Start of Listed records

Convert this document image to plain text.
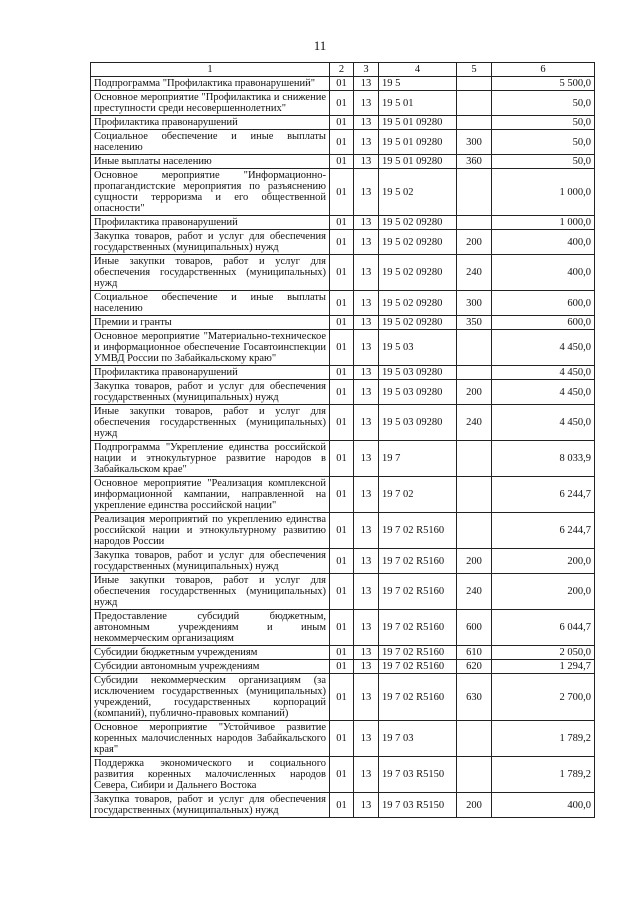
11
1	2	3	4	5	6
Подпрограмма "Профилактика правонарушений"	01	13	19 5		5 500,0
Основное мероприятие "Профилактика и снижение преступности среди несовершеннолетних"	01	13	19 5 01		50,0
Профилактика правонарушений	01	13	19 5 01 09280		50,0
Социальное обеспечение и иные выплаты населению	01	13	19 5 01 09280	300	50,0
Иные выплаты населению	01	13	19 5 01 09280	360	50,0
Основное мероприятие "Информационно-пропагандистские мероприятия по разъяснению сущности терроризма и его общественной опасности"	01	13	19 5 02		1 000,0
Профилактика правонарушений	01	13	19 5 02 09280		1 000,0
Закупка товаров, работ и услуг для обеспечения государственных (муниципальных) нужд	01	13	19 5 02 09280	200	400,0
Иные закупки товаров, работ и услуг для обеспечения государственных (муниципальных) нужд	01	13	19 5 02 09280	240	400,0
Социальное обеспечение и иные выплаты населению	01	13	19 5 02 09280	300	600,0
Премии и гранты	01	13	19 5 02 09280	350	600,0
Основное мероприятие "Материально-техническое и информационное обеспечение Госавтоинспекции УМВД России по Забайкальскому краю"	01	13	19 5 03		4 450,0
Профилактика правонарушений	01	13	19 5 03 09280		4 450,0
Закупка товаров, работ и услуг для обеспечения государственных (муниципальных) нужд	01	13	19 5 03 09280	200	4 450,0
Иные закупки товаров, работ и услуг для обеспечения государственных (муниципальных) нужд	01	13	19 5 03 09280	240	4 450,0
Подпрограмма "Укрепление единства российской нации и этнокультурное развитие народов в Забайкальском крае"	01	13	19 7		8 033,9
Основное мероприятие "Реализация комплексной информационной кампании, направленной на укрепление единства российской нации"	01	13	19 7 02		6 244,7
Реализация мероприятий по укреплению единства российской нации и этнокультурному развитию народов России	01	13	19 7 02 R5160		6 244,7
Закупка товаров, работ и услуг для обеспечения государственных (муниципальных) нужд	01	13	19 7 02 R5160	200	200,0
Иные закупки товаров, работ и услуг для обеспечения государственных (муниципальных) нужд	01	13	19 7 02 R5160	240	200,0
Предоставление субсидий бюджетным, автономным учреждениям и иным некоммерческим организациям	01	13	19 7 02 R5160	600	6 044,7
Субсидии бюджетным учреждениям	01	13	19 7 02 R5160	610	2 050,0
Субсидии автономным учреждениям	01	13	19 7 02 R5160	620	1 294,7
Субсидии некоммерческим организациям (за исключением государственных (муниципальных) учреждений, государственных корпораций (компаний), публично-правовых компаний)	01	13	19 7 02 R5160	630	2 700,0
Основное мероприятие "Устойчивое развитие коренных малочисленных народов Забайкальского края"	01	13	19 7 03		1 789,2
Поддержка экономического и социального развития коренных малочисленных народов Севера, Сибири и Дальнего Востока	01	13	19 7 03 R5150		1 789,2
Закупка товаров, работ и услуг для обеспечения государственных (муниципальных) нужд	01	13	19 7 03 R5150	200	400,0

End of Listed records

Written problem -
Quote the preceding records in their entirety, excluding every picture.

Result for this task -
Convert this document image to plain text.
11
1	2	3	4	5	6
Подпрограмма "Профилактика правонарушений"	01	13	19 5		5 500,0
Основное мероприятие "Профилактика и снижение преступности среди несовершеннолетних"	01	13	19 5 01		50,0
Профилактика правонарушений	01	13	19 5 01 09280		50,0
Социальное обеспечение и иные выплаты населению	01	13	19 5 01 09280	300	50,0
Иные выплаты населению	01	13	19 5 01 09280	360	50,0
Основное мероприятие "Информационно-пропагандистские мероприятия по разъяснению сущности терроризма и его общественной опасности"	01	13	19 5 02		1 000,0
Профилактика правонарушений	01	13	19 5 02 09280		1 000,0
Закупка товаров, работ и услуг для обеспечения государственных (муниципальных) нужд	01	13	19 5 02 09280	200	400,0
Иные закупки товаров, работ и услуг для обеспечения государственных (муниципальных) нужд	01	13	19 5 02 09280	240	400,0
Социальное обеспечение и иные выплаты населению	01	13	19 5 02 09280	300	600,0
Премии и гранты	01	13	19 5 02 09280	350	600,0
Основное мероприятие "Материально-техническое и информационное обеспечение Госавтоинспекции УМВД России по Забайкальскому краю"	01	13	19 5 03		4 450,0
Профилактика правонарушений	01	13	19 5 03 09280		4 450,0
Закупка товаров, работ и услуг для обеспечения государственных (муниципальных) нужд	01	13	19 5 03 09280	200	4 450,0
Иные закупки товаров, работ и услуг для обеспечения государственных (муниципальных) нужд	01	13	19 5 03 09280	240	4 450,0
Подпрограмма "Укрепление единства российской нации и этнокультурное развитие народов в Забайкальском крае"	01	13	19 7		8 033,9
Основное мероприятие "Реализация комплексной информационной кампании, направленной на укрепление единства российской нации"	01	13	19 7 02		6 244,7
Реализация мероприятий по укреплению единства российской нации и этнокультурному развитию народов России	01	13	19 7 02 R5160		6 244,7
Закупка товаров, работ и услуг для обеспечения государственных (муниципальных) нужд	01	13	19 7 02 R5160	200	200,0
Иные закупки товаров, работ и услуг для обеспечения государственных (муниципальных) нужд	01	13	19 7 02 R5160	240	200,0
Предоставление субсидий бюджетным, автономным учреждениям и иным некоммерческим организациям	01	13	19 7 02 R5160	600	6 044,7
Субсидии бюджетным учреждениям	01	13	19 7 02 R5160	610	2 050,0
Субсидии автономным учреждениям	01	13	19 7 02 R5160	620	1 294,7
Субсидии некоммерческим организациям (за исключением государственных (муниципальных) учреждений, государственных корпораций (компаний), публично-правовых компаний)	01	13	19 7 02 R5160	630	2 700,0
Основное мероприятие "Устойчивое развитие коренных малочисленных народов Забайкальского края"	01	13	19 7 03		1 789,2
Поддержка экономического и социального развития коренных малочисленных народов Севера, Сибири и Дальнего Востока	01	13	19 7 03 R5150		1 789,2
Закупка товаров, работ и услуг для обеспечения государственных (муниципальных) нужд	01	13	19 7 03 R5150	200	400,0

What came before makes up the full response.